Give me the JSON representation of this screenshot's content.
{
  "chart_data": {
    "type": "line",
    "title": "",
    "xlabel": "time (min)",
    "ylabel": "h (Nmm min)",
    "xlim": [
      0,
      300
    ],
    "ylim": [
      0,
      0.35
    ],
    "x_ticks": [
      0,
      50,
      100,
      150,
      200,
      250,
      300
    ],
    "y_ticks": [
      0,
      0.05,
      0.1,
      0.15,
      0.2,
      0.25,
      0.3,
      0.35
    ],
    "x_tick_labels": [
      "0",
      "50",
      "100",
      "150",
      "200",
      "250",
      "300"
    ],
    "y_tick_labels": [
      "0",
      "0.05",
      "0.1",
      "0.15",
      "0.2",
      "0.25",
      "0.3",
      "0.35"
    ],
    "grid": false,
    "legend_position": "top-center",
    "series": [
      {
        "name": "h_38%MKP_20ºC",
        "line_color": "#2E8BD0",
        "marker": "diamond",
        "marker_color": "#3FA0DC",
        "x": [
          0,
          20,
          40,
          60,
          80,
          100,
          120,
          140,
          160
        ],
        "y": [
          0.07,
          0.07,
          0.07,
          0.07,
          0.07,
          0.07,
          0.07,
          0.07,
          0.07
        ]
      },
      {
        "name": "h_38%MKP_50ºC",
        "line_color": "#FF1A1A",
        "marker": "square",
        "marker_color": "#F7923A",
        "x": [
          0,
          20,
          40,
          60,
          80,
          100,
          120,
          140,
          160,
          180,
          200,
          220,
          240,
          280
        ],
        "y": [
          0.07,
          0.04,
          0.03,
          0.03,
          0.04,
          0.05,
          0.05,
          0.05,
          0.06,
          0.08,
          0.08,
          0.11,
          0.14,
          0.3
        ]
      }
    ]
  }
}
^^^^^^^^
▸ **Brief**:
Copy out each line exactly.

▸ **Written answer**:
Give me the JSON representation of this screenshot's content.
{
  "chart_data": {
    "type": "line",
    "title": "",
    "xlabel": "time (min)",
    "ylabel": "h (Nmm min)",
    "xlim": [
      0,
      300
    ],
    "ylim": [
      0,
      0.35
    ],
    "x_ticks": [
      0,
      50,
      100,
      150,
      200,
      250,
      300
    ],
    "y_ticks": [
      0,
      0.05,
      0.1,
      0.15,
      0.2,
      0.25,
      0.3,
      0.35
    ],
    "x_tick_labels": [
      "0",
      "50",
      "100",
      "150",
      "200",
      "250",
      "300"
    ],
    "y_tick_labels": [
      "0",
      "0.05",
      "0.1",
      "0.15",
      "0.2",
      "0.25",
      "0.3",
      "0.35"
    ],
    "grid": false,
    "legend_position": "top-center",
    "series": [
      {
        "name": "h_38%MKP_20ºC",
        "line_color": "#2E8BD0",
        "marker": "diamond",
        "marker_color": "#3FA0DC",
        "x": [
          0,
          20,
          40,
          60,
          80,
          100,
          120,
          140,
          160
        ],
        "y": [
          0.07,
          0.07,
          0.07,
          0.07,
          0.07,
          0.07,
          0.07,
          0.07,
          0.07
        ]
      },
      {
        "name": "h_38%MKP_50ºC",
        "line_color": "#FF1A1A",
        "marker": "square",
        "marker_color": "#F7923A",
        "x": [
          0,
          20,
          40,
          60,
          80,
          100,
          120,
          140,
          160,
          180,
          200,
          220,
          240,
          280
        ],
        "y": [
          0.07,
          0.04,
          0.03,
          0.03,
          0.04,
          0.05,
          0.05,
          0.05,
          0.06,
          0.08,
          0.08,
          0.11,
          0.14,
          0.3
        ]
      }
    ]
  }
}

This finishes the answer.